* Set task *
Using the listing below, give the number of lines where "estaba" appears, and nothing else.

* Extracted data *

- - - -

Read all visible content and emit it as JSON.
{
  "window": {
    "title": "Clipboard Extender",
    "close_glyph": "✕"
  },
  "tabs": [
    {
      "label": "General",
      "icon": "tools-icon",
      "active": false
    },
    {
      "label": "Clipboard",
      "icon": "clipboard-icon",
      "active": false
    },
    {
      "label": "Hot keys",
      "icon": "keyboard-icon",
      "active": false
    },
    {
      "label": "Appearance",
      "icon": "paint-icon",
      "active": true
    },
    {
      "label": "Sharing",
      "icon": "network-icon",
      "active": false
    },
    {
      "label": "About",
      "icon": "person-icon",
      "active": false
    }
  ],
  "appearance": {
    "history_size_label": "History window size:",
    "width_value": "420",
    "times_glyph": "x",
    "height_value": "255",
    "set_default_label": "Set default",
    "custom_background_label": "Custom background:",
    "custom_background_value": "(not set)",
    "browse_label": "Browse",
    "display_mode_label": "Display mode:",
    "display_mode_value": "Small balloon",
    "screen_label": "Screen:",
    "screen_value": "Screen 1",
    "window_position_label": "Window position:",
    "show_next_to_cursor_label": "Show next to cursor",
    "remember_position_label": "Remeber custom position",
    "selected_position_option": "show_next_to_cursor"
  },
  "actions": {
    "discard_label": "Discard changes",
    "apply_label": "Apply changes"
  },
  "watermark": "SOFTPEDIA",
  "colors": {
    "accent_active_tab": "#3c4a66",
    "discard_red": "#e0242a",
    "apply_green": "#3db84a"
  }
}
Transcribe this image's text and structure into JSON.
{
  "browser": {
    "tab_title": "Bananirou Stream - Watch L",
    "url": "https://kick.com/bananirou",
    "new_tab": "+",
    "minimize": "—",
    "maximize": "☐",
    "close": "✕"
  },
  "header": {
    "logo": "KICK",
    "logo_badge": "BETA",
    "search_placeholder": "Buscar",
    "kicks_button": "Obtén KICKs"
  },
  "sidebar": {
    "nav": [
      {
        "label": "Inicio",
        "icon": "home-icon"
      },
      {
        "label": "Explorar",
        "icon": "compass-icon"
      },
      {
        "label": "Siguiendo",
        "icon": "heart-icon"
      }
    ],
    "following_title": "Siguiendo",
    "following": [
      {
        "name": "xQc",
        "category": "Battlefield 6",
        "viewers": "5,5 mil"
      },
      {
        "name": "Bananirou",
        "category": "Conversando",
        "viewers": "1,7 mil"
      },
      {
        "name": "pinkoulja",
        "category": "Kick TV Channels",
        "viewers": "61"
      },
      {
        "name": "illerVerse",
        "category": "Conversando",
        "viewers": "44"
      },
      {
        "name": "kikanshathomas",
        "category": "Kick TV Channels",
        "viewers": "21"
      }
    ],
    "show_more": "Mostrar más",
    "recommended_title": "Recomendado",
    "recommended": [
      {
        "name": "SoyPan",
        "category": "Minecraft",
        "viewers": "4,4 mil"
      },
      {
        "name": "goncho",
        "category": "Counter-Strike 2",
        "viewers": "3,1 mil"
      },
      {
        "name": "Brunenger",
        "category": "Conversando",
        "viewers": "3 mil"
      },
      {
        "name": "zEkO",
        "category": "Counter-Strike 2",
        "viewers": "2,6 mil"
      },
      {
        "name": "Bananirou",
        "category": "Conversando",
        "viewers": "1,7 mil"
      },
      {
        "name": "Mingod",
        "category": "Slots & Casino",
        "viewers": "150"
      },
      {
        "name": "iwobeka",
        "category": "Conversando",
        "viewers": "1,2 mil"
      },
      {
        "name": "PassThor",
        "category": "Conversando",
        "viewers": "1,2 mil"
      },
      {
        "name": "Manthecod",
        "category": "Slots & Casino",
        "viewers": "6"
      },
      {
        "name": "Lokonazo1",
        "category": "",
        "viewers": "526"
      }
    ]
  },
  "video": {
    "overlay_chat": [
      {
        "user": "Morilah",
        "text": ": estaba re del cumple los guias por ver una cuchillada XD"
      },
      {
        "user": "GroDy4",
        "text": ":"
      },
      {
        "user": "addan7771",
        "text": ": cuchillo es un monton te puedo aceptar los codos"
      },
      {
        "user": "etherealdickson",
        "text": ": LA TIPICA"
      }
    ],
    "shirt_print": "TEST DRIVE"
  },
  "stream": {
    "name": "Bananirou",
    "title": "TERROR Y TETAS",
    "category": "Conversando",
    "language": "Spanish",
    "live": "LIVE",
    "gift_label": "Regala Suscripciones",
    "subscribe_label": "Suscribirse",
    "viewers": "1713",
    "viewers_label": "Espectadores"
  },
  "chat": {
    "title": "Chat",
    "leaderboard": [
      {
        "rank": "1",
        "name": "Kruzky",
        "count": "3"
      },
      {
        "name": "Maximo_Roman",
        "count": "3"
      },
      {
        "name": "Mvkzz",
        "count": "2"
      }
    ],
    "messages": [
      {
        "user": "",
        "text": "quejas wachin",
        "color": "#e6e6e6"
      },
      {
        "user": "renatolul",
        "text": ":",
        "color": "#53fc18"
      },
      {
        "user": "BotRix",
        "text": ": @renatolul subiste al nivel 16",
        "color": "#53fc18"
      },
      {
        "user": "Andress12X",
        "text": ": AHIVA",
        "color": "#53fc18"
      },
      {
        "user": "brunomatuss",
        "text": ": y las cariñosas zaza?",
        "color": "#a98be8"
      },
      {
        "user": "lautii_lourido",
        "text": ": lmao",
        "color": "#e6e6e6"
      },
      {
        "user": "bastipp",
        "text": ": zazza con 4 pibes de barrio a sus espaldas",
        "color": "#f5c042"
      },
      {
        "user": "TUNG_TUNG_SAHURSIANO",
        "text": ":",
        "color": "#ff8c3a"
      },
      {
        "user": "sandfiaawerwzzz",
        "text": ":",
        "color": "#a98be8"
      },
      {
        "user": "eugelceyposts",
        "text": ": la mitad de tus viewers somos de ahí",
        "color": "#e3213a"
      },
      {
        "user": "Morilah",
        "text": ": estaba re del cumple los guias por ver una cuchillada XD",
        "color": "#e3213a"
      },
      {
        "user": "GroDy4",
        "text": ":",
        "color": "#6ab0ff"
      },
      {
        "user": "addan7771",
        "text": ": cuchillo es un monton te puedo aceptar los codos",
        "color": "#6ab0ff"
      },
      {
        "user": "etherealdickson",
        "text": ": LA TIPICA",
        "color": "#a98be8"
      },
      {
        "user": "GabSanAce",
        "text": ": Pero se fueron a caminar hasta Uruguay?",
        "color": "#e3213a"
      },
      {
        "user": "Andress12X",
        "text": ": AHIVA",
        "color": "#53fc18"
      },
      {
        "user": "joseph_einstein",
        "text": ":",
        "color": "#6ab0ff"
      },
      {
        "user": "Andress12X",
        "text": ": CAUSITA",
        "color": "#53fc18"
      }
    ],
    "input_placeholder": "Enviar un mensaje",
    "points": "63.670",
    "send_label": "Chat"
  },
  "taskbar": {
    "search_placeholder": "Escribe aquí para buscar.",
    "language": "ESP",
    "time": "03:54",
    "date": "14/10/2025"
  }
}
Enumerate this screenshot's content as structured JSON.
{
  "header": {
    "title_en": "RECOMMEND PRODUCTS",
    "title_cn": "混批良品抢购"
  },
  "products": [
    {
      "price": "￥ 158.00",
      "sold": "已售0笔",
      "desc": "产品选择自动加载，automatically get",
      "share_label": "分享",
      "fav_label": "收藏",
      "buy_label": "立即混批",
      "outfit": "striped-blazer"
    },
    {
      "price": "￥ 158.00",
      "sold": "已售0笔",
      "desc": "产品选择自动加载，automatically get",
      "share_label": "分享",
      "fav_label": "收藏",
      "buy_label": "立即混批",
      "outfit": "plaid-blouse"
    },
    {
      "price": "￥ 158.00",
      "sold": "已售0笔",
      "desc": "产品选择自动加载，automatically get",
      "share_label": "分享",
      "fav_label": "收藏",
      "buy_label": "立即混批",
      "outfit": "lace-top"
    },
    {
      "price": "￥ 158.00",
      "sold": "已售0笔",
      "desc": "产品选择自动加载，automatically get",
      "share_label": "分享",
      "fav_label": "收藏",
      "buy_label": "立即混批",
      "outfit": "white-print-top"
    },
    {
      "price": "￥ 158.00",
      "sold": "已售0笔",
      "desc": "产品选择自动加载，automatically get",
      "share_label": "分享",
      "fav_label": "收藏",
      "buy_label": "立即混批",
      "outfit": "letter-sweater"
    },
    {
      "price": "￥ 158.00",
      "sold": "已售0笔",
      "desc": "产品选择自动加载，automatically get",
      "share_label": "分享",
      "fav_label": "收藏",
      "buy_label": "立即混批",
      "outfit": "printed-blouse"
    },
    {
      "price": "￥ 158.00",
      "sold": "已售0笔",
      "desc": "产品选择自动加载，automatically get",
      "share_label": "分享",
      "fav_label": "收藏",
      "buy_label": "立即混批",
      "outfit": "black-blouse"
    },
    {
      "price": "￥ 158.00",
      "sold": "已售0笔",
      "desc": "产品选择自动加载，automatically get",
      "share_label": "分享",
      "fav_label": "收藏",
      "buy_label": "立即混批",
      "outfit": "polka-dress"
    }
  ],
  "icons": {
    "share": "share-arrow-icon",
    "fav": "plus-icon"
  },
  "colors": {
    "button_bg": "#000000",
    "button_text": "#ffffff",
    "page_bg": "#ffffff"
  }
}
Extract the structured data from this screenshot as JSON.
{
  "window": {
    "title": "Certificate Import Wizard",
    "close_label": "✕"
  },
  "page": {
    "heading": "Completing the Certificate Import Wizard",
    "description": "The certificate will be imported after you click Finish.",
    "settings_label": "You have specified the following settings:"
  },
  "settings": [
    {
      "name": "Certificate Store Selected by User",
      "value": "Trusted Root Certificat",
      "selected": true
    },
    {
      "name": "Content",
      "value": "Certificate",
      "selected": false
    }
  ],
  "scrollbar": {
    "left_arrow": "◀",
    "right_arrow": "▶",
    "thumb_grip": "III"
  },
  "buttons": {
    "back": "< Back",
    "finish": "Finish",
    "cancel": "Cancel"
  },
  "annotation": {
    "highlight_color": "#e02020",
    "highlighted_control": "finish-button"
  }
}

- - - -

* Finished exercise *
2